## Задание:
Перескажите дневниковую запись о встрече с Еленой Михайловной в двух предложениях.

## Дневниковая запись:
....
8 сентября. Четырнадцатилетняя годовщина первой бомбардировки, вернее бомбежки, нашего района. Кажется, что это так давно-давно было. И сколько людей погибло с тех пор.

Вернулись мы с Соней 29 августа, и в тот же день я увидалась с Еленой Михайловной. Я так волновалась перед этой встречей, мне как-то не верилось, что она по-настоящему воскресла из мертвых. Переменилась она внешне очень мало, удивительно мало. Только поседела. В белых волосах темные пряди, она уверяет, что от привольной жизни у Чуковских волосы у нее начали пигментироваться.

Я слушала ее рассказы о допросах, о тюрьмах, об обысках, таких чудовищных, что и не придумаешь, и я чувствовала: вот-вот расплачусь. Их везли как террористок в вагонах без окон, сидели в Казани в камерах с заделанными окнами. Кровати привешивались к потолку, на скамейке было места для четырех, а их было шестеро.

Ужаснее всего она переживала, когда их, раздетых догола, укладывали на стол и обыскивали в гинекологических перчатках. Среди них была старая женщина 69 лет, бывший видный педагог Чернова, с ней делались нервные припадки с судорогами… Главное, все они были абсолютно невинны.
....
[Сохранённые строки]

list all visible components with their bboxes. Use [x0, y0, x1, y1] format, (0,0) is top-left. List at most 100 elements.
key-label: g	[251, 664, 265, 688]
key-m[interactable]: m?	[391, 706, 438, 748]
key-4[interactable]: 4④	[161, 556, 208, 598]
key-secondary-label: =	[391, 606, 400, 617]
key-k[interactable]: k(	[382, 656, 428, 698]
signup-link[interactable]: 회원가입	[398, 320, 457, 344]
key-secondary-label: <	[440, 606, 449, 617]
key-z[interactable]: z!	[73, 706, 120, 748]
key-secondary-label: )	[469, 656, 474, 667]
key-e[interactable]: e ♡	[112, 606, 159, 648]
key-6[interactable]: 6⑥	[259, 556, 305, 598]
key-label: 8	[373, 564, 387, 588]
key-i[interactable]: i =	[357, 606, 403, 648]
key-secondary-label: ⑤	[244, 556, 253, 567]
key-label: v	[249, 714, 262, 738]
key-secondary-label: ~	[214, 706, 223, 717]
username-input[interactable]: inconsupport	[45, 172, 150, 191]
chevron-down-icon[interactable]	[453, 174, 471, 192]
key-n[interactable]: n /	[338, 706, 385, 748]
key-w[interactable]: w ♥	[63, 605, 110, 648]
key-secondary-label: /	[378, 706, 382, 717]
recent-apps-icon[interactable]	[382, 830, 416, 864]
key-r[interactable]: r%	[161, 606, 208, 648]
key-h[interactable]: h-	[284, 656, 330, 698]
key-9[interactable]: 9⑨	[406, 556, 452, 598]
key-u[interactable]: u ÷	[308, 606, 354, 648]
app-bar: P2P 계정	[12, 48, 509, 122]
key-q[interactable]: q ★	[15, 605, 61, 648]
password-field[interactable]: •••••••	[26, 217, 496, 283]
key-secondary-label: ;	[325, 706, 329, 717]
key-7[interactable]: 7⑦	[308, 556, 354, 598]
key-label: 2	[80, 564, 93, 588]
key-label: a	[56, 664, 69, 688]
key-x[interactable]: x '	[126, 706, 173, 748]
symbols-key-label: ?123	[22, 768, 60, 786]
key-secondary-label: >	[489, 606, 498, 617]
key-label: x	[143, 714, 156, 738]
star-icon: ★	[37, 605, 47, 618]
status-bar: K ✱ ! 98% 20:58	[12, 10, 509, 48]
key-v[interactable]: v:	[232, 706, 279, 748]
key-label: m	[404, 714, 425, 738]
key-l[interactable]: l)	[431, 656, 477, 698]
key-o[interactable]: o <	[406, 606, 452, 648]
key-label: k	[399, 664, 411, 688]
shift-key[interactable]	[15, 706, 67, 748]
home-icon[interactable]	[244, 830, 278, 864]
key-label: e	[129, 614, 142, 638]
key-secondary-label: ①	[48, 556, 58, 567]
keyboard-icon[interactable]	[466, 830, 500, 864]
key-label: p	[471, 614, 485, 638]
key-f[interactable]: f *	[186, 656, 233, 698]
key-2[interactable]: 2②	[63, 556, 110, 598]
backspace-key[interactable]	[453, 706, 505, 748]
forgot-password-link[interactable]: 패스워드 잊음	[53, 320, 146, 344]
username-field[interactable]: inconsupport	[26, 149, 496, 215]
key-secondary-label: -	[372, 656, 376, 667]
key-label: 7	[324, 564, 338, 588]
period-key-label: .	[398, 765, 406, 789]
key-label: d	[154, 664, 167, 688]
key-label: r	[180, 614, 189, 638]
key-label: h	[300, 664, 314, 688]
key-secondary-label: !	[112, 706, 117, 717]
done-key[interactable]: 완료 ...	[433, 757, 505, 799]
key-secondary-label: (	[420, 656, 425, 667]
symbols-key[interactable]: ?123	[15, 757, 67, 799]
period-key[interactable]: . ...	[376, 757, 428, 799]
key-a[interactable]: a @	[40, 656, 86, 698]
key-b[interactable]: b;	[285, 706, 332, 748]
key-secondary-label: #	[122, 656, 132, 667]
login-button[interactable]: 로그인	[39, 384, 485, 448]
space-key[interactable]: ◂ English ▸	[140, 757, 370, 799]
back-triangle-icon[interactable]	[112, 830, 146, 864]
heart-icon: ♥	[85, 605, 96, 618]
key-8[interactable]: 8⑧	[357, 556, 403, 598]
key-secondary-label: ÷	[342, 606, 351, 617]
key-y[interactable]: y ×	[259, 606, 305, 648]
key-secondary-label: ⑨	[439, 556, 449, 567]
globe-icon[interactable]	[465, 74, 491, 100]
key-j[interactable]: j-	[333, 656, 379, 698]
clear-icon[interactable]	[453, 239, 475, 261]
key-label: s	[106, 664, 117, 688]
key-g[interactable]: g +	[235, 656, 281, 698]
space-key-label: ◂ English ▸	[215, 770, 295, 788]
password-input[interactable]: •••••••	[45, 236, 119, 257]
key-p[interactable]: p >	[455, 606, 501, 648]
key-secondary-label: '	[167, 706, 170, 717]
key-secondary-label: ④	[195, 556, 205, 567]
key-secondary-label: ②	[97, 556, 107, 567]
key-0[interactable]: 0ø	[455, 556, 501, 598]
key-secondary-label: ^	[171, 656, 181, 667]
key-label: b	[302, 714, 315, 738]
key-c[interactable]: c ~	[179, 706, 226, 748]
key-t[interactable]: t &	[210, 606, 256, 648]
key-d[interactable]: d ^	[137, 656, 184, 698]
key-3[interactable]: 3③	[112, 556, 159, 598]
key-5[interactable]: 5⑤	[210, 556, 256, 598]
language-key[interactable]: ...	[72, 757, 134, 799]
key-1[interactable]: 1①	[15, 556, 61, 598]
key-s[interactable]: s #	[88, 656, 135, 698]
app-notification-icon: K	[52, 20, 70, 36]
....
## Ответ:
В годовщину первой бомбежки своего района автор записи вспоминает, как 29 августа, вернувшись с Соней, увиделась с Еленой Михайловной, которая внешне почти не изменилась, только поседела. Елена Михайловна рассказала о допросах, тюрьмах и чудовищных обысках: их везли как террористок в вагонах без окон и держали в Казани в тесных камерах с заделанными окнами, хотя все они были абсолютно невинны.